> _DATA TO USE_
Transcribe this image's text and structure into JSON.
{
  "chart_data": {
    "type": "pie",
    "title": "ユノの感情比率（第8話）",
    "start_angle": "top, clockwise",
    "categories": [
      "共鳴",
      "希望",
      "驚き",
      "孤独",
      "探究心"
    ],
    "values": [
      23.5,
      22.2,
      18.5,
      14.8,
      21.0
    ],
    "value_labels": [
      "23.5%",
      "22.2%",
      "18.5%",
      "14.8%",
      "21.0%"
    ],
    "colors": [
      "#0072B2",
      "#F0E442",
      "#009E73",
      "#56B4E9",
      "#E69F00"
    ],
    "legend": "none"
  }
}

--

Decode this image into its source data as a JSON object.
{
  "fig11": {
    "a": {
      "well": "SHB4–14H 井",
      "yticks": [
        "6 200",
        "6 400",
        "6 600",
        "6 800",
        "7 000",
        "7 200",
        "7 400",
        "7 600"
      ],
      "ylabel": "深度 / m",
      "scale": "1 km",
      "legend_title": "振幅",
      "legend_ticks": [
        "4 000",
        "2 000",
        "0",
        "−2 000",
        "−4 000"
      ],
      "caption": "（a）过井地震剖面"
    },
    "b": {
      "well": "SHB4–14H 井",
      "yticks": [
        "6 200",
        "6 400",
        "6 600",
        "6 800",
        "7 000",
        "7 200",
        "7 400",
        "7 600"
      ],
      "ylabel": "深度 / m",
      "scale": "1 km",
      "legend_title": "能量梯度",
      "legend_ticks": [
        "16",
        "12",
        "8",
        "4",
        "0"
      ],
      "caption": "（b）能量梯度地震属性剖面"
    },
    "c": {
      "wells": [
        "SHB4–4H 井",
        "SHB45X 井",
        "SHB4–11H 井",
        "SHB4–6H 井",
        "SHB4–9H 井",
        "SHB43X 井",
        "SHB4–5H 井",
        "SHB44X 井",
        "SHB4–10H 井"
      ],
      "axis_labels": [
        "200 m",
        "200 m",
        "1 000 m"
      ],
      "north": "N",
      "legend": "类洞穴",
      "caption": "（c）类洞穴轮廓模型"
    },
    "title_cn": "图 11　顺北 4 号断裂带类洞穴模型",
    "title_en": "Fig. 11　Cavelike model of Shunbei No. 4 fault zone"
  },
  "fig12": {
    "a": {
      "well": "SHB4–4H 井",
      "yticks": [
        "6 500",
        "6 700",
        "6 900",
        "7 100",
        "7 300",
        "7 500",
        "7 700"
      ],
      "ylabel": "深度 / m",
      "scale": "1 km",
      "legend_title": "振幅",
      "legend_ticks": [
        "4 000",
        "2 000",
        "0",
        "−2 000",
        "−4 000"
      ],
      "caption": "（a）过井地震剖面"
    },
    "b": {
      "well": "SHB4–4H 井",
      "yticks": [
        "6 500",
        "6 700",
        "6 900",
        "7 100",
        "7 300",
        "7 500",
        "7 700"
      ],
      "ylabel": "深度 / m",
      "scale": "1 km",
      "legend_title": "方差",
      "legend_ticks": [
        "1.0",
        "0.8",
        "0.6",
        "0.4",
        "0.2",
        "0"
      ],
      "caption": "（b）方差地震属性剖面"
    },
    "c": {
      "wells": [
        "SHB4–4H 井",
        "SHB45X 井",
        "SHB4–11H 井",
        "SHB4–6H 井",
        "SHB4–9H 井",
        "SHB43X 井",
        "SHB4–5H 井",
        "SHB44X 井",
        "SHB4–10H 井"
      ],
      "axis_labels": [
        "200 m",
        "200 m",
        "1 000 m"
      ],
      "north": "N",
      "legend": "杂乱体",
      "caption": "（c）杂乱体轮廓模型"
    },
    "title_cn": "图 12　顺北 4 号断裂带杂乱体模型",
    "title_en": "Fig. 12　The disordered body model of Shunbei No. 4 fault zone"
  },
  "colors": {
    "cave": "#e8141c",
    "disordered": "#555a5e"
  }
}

---

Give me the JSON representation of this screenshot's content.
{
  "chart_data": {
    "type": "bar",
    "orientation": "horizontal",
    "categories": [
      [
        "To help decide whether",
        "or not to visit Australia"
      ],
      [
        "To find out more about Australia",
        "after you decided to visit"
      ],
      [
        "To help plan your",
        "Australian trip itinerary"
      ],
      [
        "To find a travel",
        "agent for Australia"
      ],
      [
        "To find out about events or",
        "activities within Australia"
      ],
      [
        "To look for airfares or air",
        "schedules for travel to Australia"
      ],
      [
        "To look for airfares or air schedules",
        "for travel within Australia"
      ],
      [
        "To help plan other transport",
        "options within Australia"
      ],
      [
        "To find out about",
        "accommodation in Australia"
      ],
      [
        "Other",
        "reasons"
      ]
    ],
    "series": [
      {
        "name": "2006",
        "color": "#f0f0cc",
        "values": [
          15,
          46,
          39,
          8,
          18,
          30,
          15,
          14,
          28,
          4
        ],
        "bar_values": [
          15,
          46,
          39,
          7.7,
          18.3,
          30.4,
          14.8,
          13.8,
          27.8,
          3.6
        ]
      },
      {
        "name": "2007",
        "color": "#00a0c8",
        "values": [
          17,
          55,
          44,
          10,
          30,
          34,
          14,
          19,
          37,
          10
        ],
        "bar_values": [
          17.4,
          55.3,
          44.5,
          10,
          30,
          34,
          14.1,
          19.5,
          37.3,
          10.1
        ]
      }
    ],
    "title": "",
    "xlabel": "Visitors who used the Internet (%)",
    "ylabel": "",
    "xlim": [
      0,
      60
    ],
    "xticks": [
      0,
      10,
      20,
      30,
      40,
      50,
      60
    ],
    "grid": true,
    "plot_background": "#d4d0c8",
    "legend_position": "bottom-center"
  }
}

> _PROBLEM TO SOLVE_
Filter out all lines lacking the word "plan" and copy the rest.

> _RESPONSE BELOW_
        "To help plan your",
        "To help plan other transport",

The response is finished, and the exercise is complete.